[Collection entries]
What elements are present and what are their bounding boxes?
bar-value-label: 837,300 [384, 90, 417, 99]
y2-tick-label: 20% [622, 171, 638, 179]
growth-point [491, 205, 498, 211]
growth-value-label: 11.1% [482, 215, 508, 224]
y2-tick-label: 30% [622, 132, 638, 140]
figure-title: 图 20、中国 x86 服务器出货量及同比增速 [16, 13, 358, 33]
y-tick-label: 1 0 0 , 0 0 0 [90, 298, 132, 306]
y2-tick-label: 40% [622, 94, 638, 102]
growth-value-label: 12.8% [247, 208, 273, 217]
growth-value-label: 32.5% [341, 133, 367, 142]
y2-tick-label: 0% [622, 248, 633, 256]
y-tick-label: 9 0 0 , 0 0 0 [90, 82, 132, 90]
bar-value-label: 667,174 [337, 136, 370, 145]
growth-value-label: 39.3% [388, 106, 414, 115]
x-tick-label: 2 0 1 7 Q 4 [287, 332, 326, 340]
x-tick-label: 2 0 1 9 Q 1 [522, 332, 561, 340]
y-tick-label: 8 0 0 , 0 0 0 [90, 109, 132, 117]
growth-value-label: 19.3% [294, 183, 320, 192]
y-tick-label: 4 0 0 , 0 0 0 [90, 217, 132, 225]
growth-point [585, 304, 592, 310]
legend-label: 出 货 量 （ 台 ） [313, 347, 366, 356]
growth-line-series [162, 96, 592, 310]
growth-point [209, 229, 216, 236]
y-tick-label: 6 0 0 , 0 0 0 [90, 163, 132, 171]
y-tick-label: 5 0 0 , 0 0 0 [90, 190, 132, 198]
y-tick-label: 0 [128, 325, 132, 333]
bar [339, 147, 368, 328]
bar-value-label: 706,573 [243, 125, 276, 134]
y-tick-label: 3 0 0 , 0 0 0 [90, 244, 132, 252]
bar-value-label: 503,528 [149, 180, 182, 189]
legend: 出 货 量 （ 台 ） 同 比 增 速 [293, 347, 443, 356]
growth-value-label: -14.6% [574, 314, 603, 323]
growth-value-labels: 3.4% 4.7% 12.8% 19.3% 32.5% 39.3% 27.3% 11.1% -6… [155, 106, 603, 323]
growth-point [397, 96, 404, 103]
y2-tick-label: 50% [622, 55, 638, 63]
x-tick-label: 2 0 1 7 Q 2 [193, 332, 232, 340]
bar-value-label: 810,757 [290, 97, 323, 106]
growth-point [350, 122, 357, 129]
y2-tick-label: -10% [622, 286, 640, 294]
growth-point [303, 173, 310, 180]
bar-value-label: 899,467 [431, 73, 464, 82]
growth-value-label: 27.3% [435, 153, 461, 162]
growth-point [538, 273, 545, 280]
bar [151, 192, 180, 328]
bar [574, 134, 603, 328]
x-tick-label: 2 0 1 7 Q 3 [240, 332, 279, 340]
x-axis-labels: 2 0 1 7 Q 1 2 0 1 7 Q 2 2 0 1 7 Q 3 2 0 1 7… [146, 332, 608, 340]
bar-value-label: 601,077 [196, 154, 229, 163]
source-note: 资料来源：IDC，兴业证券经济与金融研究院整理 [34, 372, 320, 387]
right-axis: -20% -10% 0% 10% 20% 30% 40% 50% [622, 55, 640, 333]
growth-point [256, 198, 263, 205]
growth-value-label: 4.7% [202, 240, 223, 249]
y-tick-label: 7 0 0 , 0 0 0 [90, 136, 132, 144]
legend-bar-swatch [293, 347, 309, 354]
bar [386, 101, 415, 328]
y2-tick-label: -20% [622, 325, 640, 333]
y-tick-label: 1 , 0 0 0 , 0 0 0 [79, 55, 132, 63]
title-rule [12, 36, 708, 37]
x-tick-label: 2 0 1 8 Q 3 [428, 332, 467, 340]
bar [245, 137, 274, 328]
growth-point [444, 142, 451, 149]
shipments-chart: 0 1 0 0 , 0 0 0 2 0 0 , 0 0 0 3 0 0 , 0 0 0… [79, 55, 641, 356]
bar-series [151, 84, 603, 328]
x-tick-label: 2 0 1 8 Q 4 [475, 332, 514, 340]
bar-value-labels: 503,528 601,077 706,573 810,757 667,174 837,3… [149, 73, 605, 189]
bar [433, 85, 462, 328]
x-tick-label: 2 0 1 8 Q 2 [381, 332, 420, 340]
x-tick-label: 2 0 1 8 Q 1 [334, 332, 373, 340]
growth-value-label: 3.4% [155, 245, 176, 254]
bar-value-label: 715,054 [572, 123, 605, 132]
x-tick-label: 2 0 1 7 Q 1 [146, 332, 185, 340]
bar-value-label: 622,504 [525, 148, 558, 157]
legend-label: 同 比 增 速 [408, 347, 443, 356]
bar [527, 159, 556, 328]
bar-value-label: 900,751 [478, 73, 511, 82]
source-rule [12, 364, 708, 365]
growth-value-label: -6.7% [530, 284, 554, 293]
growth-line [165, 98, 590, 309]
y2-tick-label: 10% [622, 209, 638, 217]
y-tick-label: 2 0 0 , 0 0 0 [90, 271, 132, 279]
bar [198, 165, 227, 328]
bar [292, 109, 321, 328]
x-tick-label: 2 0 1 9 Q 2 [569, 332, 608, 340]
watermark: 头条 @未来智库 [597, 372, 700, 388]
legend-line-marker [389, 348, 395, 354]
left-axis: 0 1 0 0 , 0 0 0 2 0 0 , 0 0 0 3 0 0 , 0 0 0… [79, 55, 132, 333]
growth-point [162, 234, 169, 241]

> Short task
Quote the entries word for word, beginning with the first line and ending with the line that contains "y-tick-label: 4 0", with that line included.

> Answer for this exercise
What elements are present and what are their bounding boxes?
bar-value-label: 837,300 [384, 90, 417, 99]
y2-tick-label: 20% [622, 171, 638, 179]
growth-point [491, 205, 498, 211]
growth-value-label: 11.1% [482, 215, 508, 224]
y2-tick-label: 30% [622, 132, 638, 140]
figure-title: 图 20、中国 x86 服务器出货量及同比增速 [16, 13, 358, 33]
y-tick-label: 1 0 0 , 0 0 0 [90, 298, 132, 306]
y2-tick-label: 40% [622, 94, 638, 102]
growth-value-label: 12.8% [247, 208, 273, 217]
growth-value-label: 32.5% [341, 133, 367, 142]
y2-tick-label: 0% [622, 248, 633, 256]
y-tick-label: 9 0 0 , 0 0 0 [90, 82, 132, 90]
bar-value-label: 667,174 [337, 136, 370, 145]
growth-value-label: 39.3% [388, 106, 414, 115]
x-tick-label: 2 0 1 7 Q 4 [287, 332, 326, 340]
x-tick-label: 2 0 1 9 Q 1 [522, 332, 561, 340]
y-tick-label: 8 0 0 , 0 0 0 [90, 109, 132, 117]
growth-value-label: 19.3% [294, 183, 320, 192]
y-tick-label: 4 0 0 , 0 0 0 [90, 217, 132, 225]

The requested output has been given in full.